§ **GIVEN EXERCISE**: Wherever the string "Dupont" appears, copy the whole line.

Recorded data:

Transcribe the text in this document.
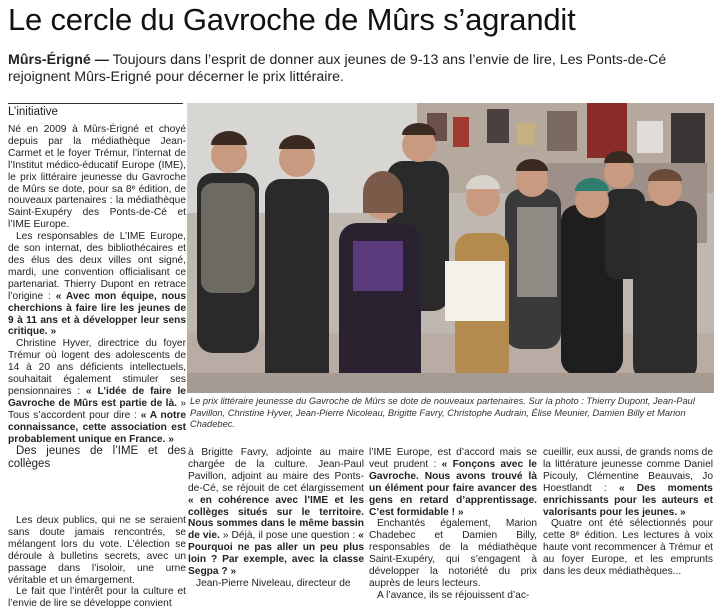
Le cercle du Gavroche de Mûrs s’agrandit
Mûrs-Érigné — Toujours dans l’esprit de donner aux jeunes de 9-13 ans l’envie de lire, Les Ponts-de-Cé rejoignent Mûrs-Erigné pour décerner le prix littéraire.
L’initiative

Né en 2009 à Mûrs-Érigné et choyé depuis par la médiathèque Jean-Carmet et le foyer Trémur, l’internat de l’Institut médico-éducatif Europe (IME), le prix littéraire jeunesse du Gavroche de Mûrs se dote, pour sa 8ᵉ édition, de nouveaux partenaires : la médiathèque Saint-Exupéry des Ponts-de-Cé et l’IME Europe.

Les responsables de L’IME Europe, de son internat, des bibliothécaires et des élus des deux villes ont signé, mardi, une convention officialisant ce partenariat. Thierry Dupont en retrace l’origine : « Avec mon équipe, nous cherchions à faire lire les jeunes de 9 à 11 ans et à développer leur sens critique. »

Christine Hyver, directrice du foyer Trémur où logent des adolescents de 14 à 20 ans déficients intellectuels, souhaitait également stimuler ses pensionnaires : « L’idée de faire le Gavroche de Mûrs est partie de là. » Tous s’accordent pour dire : « A notre connaissance, cette association est probablement unique en France. »

Des jeunes de l’IME et des collèges

Les deux publics, qui ne se seraient sans doute jamais rencontrés, se mélangent lors du vote. L’élection se déroule à bulletins secrets, avec un passage dans l’isoloir, une urne véritable et un émargement.

Le fait que l’intérêt pour la culture et l’envie de lire se développe convient

Le prix littéraire jeunesse du Gavroche de Mûrs se dote de nouveaux partenaires. Sur la photo : Thierry Dupont, Jean-Paul Pavillon, Christine Hyver, Jean-Pierre Nicoleau, Brigitte Favry, Christophe Audrain, Élise Meunier, Damien Billy et Marion Chadebec.

à Brigitte Favry, adjointe au maire chargée de la culture. Jean-Paul Pavillon, adjoint au maire des Ponts-de-Cé, se réjouit de cet élargissement « en cohérence avec l’IME et les collèges situés sur le territoire. Nous sommes dans le même bassin de vie. » Déjà, il pose une question : « Pourquoi ne pas aller un peu plus loin ? Par exemple, avec la classe Segpa ? »

Jean-Pierre Niveleau, directeur de

l’IME Europe, est d’accord mais se veut prudent : « Fonçons avec le Gavroche. Nous avons trouvé là un élément pour faire avancer des gens en retard d’apprentissage. C’est formidable ! »

Enchantés également, Marion Chadebec et Damien Billy, responsables de la médiathèque Saint-Exupéry, qui s’engagent à développer la notoriété du prix auprès de leurs lecteurs.

A l’avance, ils se réjouissent d’ac-

cueillir, eux aussi, de grands noms de la littérature jeunesse comme Daniel Picouly, Clémentine Beauvais, Jo Hoestlandt : « Des moments enrichissants pour les auteurs et valorisants pour les jeunes. »

Quatre ont été sélectionnés pour cette 8ᵉ édition. Les lectures à voix haute vont recommencer à Trémur et au foyer Europe, et les emprunts dans les deux médiathèques...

§ **COMPLETE OUTPUT**:
Les responsables de L’IME Europe, de son internat, des bibliothécaires et des élus des deux villes ont signé, mardi, une convention officialisant ce partenariat. Thierry Dupont en retrace l’origine : « Avec mon équipe, nous cherchions à faire lire les jeunes de 9 à 11 ans et à développer leur sens critique. »
Le prix littéraire jeunesse du Gavroche de Mûrs se dote de nouveaux partenaires. Sur la photo : Thierry Dupont, Jean-Paul Pavillon, Christine Hyver, Jean-Pierre Nicoleau, Brigitte Favry, Christophe Audrain, Élise Meunier, Damien Billy et Marion Chadebec.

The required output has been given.